**Short problem:** Would you return the complete listing below word for word?

Dataset entries on figures:
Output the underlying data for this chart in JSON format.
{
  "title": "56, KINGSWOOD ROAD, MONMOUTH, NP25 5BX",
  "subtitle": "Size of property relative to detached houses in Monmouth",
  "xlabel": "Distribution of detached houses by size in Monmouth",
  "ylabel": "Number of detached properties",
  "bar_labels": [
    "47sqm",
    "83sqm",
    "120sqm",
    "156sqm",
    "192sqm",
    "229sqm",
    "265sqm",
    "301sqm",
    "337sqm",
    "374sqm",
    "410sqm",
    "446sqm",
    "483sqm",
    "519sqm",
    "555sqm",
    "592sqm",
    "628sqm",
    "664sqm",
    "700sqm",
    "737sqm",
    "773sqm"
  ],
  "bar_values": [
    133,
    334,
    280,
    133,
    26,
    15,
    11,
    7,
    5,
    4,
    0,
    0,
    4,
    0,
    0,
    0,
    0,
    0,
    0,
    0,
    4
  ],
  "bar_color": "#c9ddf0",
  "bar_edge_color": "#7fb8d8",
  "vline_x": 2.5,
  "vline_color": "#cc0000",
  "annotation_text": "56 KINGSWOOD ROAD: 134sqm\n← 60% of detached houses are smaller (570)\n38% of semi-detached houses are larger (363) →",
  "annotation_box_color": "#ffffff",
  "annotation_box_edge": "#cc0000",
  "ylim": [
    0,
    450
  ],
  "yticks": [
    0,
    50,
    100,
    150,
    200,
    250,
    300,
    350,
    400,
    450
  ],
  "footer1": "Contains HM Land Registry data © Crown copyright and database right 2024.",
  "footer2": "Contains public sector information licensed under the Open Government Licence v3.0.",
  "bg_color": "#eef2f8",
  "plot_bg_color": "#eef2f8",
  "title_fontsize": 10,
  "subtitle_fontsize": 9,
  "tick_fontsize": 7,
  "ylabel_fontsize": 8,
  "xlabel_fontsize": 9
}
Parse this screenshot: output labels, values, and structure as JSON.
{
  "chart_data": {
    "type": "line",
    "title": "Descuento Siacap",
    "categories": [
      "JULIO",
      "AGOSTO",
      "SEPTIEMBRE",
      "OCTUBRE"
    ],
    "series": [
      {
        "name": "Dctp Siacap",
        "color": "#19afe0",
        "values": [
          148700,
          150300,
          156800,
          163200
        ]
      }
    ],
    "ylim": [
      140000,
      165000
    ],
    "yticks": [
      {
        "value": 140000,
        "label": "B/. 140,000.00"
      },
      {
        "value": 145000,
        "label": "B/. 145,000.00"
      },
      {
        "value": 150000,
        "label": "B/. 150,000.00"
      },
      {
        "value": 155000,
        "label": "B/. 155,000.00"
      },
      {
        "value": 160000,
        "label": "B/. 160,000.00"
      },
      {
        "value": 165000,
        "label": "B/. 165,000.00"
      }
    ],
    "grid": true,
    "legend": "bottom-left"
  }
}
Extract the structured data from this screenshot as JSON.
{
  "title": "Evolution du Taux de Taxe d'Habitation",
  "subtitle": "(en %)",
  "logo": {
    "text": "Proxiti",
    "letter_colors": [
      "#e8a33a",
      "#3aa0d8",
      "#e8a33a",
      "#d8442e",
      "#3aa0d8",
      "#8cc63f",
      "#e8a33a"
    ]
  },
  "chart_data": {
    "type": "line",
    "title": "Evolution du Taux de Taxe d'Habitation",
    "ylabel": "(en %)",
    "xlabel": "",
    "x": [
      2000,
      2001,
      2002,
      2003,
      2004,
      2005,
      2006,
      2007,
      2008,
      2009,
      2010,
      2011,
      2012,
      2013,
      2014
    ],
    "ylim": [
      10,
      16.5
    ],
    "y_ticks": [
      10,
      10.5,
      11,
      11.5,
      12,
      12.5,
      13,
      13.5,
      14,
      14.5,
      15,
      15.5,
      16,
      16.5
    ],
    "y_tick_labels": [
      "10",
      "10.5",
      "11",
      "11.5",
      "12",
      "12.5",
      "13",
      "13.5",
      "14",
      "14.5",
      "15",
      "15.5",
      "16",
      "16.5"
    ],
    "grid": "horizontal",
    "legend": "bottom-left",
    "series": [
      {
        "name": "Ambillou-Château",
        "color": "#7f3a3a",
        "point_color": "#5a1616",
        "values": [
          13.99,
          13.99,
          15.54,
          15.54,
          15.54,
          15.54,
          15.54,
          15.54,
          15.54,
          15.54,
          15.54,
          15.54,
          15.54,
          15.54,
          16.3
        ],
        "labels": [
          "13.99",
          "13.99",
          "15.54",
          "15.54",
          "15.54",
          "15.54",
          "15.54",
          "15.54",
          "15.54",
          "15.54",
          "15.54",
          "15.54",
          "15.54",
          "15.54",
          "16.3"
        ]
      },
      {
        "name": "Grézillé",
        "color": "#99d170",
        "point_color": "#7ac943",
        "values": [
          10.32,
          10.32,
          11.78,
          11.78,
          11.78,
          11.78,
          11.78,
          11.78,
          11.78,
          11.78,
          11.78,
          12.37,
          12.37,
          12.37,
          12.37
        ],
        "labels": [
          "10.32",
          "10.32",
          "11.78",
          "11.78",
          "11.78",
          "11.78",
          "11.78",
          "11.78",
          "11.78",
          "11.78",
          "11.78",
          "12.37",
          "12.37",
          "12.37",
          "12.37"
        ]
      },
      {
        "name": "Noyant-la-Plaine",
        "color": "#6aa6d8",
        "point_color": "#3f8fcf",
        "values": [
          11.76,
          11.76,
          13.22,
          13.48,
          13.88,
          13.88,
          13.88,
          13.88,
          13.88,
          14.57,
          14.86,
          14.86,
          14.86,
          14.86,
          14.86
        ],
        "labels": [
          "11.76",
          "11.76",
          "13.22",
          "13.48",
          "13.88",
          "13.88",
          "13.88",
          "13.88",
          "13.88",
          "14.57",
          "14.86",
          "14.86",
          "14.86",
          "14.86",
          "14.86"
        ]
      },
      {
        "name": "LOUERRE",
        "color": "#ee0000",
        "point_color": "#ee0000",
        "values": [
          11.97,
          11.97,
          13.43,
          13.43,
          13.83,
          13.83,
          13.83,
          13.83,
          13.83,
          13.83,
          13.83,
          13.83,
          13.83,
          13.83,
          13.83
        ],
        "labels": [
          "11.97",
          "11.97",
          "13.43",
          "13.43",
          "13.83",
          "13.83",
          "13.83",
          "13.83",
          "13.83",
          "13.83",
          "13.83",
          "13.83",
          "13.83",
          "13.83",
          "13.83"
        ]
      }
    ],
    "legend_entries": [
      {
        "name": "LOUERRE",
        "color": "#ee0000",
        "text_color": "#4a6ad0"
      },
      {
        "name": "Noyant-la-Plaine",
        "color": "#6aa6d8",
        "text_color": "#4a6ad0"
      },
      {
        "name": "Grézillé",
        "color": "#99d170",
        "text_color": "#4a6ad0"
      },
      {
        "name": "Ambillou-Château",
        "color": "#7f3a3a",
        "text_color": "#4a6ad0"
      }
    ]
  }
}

**The solution:**
Output the underlying data for this chart in JSON format.
{
  "title": "56, KINGSWOOD ROAD, MONMOUTH, NP25 5BX",
  "subtitle": "Size of property relative to detached houses in Monmouth",
  "xlabel": "Distribution of detached houses by size in Monmouth",
  "ylabel": "Number of detached properties",
  "bar_labels": [
    "47sqm",
    "83sqm",
    "120sqm",
    "156sqm",
    "192sqm",
    "229sqm",
    "265sqm",
    "301sqm",
    "337sqm",
    "374sqm",
    "410sqm",
    "446sqm",
    "483sqm",
    "519sqm",
    "555sqm",
    "592sqm",
    "628sqm",
    "664sqm",
    "700sqm",
    "737sqm",
    "773sqm"
  ],
  "bar_values": [
    133,
    334,
    280,
    133,
    26,
    15,
    11,
    7,
    5,
    4,
    0,
    0,
    4,
    0,
    0,
    0,
    0,
    0,
    0,
    0,
    4
  ],
  "bar_color": "#c9ddf0",
  "bar_edge_color": "#7fb8d8",
  "vline_x": 2.5,
  "vline_color": "#cc0000",
  "annotation_text": "56 KINGSWOOD ROAD: 134sqm\n← 60% of detached houses are smaller (570)\n38% of semi-detached houses are larger (363) →",
  "annotation_box_color": "#ffffff",
  "annotation_box_edge": "#cc0000",
  "ylim": [
    0,
    450
  ],
  "yticks": [
    0,
    50,
    100,
    150,
    200,
    250,
    300,
    350,
    400,
    450
  ],
  "footer1": "Contains HM Land Registry data © Crown copyright and database right 2024.",
  "footer2": "Contains public sector information licensed under the Open Government Licence v3.0.",
  "bg_color": "#eef2f8",
  "plot_bg_color": "#eef2f8",
  "title_fontsize": 10,
  "subtitle_fontsize": 9,
  "tick_fontsize": 7,
  "ylabel_fontsize": 8,
  "xlabel_fontsize": 9
}
Parse this screenshot: output labels, values, and structure as JSON.
{
  "chart_data": {
    "type": "line",
    "title": "Descuento Siacap",
    "categories": [
      "JULIO",
      "AGOSTO",
      "SEPTIEMBRE",
      "OCTUBRE"
    ],
    "series": [
      {
        "name": "Dctp Siacap",
        "color": "#19afe0",
        "values": [
          148700,
          150300,
          156800,
          163200
        ]
      }
    ],
    "ylim": [
      140000,
      165000
    ],
    "yticks": [
      {
        "value": 140000,
        "label": "B/. 140,000.00"
      },
      {
        "value": 145000,
        "label": "B/. 145,000.00"
      },
      {
        "value": 150000,
        "label": "B/. 150,000.00"
      },
      {
        "value": 155000,
        "label": "B/. 155,000.00"
      },
      {
        "value": 160000,
        "label": "B/. 160,000.00"
      },
      {
        "value": 165000,
        "label": "B/. 165,000.00"
      }
    ],
    "grid": true,
    "legend": "bottom-left"
  }
}
Extract the structured data from this screenshot as JSON.
{
  "title": "Evolution du Taux de Taxe d'Habitation",
  "subtitle": "(en %)",
  "logo": {
    "text": "Proxiti",
    "letter_colors": [
      "#e8a33a",
      "#3aa0d8",
      "#e8a33a",
      "#d8442e",
      "#3aa0d8",
      "#8cc63f",
      "#e8a33a"
    ]
  },
  "chart_data": {
    "type": "line",
    "title": "Evolution du Taux de Taxe d'Habitation",
    "ylabel": "(en %)",
    "xlabel": "",
    "x": [
      2000,
      2001,
      2002,
      2003,
      2004,
      2005,
      2006,
      2007,
      2008,
      2009,
      2010,
      2011,
      2012,
      2013,
      2014
    ],
    "ylim": [
      10,
      16.5
    ],
    "y_ticks": [
      10,
      10.5,
      11,
      11.5,
      12,
      12.5,
      13,
      13.5,
      14,
      14.5,
      15,
      15.5,
      16,
      16.5
    ],
    "y_tick_labels": [
      "10",
      "10.5",
      "11",
      "11.5",
      "12",
      "12.5",
      "13",
      "13.5",
      "14",
      "14.5",
      "15",
      "15.5",
      "16",
      "16.5"
    ],
    "grid": "horizontal",
    "legend": "bottom-left",
    "series": [
      {
        "name": "Ambillou-Château",
        "color": "#7f3a3a",
        "point_color": "#5a1616",
        "values": [
          13.99,
          13.99,
          15.54,
          15.54,
          15.54,
          15.54,
          15.54,
          15.54,
          15.54,
          15.54,
          15.54,
          15.54,
          15.54,
          15.54,
          16.3
        ],
        "labels": [
          "13.99",
          "13.99",
          "15.54",
          "15.54",
          "15.54",
          "15.54",
          "15.54",
          "15.54",
          "15.54",
          "15.54",
          "15.54",
          "15.54",
          "15.54",
          "15.54",
          "16.3"
        ]
      },
      {
        "name": "Grézillé",
        "color": "#99d170",
        "point_color": "#7ac943",
        "values": [
          10.32,
          10.32,
          11.78,
          11.78,
          11.78,
          11.78,
          11.78,
          11.78,
          11.78,
          11.78,
          11.78,
          12.37,
          12.37,
          12.37,
          12.37
        ],
        "labels": [
          "10.32",
          "10.32",
          "11.78",
          "11.78",
          "11.78",
          "11.78",
          "11.78",
          "11.78",
          "11.78",
          "11.78",
          "11.78",
          "12.37",
          "12.37",
          "12.37",
          "12.37"
        ]
      },
      {
        "name": "Noyant-la-Plaine",
        "color": "#6aa6d8",
        "point_color": "#3f8fcf",
        "values": [
          11.76,
          11.76,
          13.22,
          13.48,
          13.88,
          13.88,
          13.88,
          13.88,
          13.88,
          14.57,
          14.86,
          14.86,
          14.86,
          14.86,
          14.86
        ],
        "labels": [
          "11.76",
          "11.76",
          "13.22",
          "13.48",
          "13.88",
          "13.88",
          "13.88",
          "13.88",
          "13.88",
          "14.57",
          "14.86",
          "14.86",
          "14.86",
          "14.86",
          "14.86"
        ]
      },
      {
        "name": "LOUERRE",
        "color": "#ee0000",
        "point_color": "#ee0000",
        "values": [
          11.97,
          11.97,
          13.43,
          13.43,
          13.83,
          13.83,
          13.83,
          13.83,
          13.83,
          13.83,
          13.83,
          13.83,
          13.83,
          13.83,
          13.83
        ],
        "labels": [
          "11.97",
          "11.97",
          "13.43",
          "13.43",
          "13.83",
          "13.83",
          "13.83",
          "13.83",
          "13.83",
          "13.83",
          "13.83",
          "13.83",
          "13.83",
          "13.83",
          "13.83"
        ]
      }
    ],
    "legend_entries": [
      {
        "name": "LOUERRE",
        "color": "#ee0000",
        "text_color": "#4a6ad0"
      },
      {
        "name": "Noyant-la-Plaine",
        "color": "#6aa6d8",
        "text_color": "#4a6ad0"
      },
      {
        "name": "Grézillé",
        "color": "#99d170",
        "text_color": "#4a6ad0"
      },
      {
        "name": "Ambillou-Château",
        "color": "#7f3a3a",
        "text_color": "#4a6ad0"
      }
    ]
  }
}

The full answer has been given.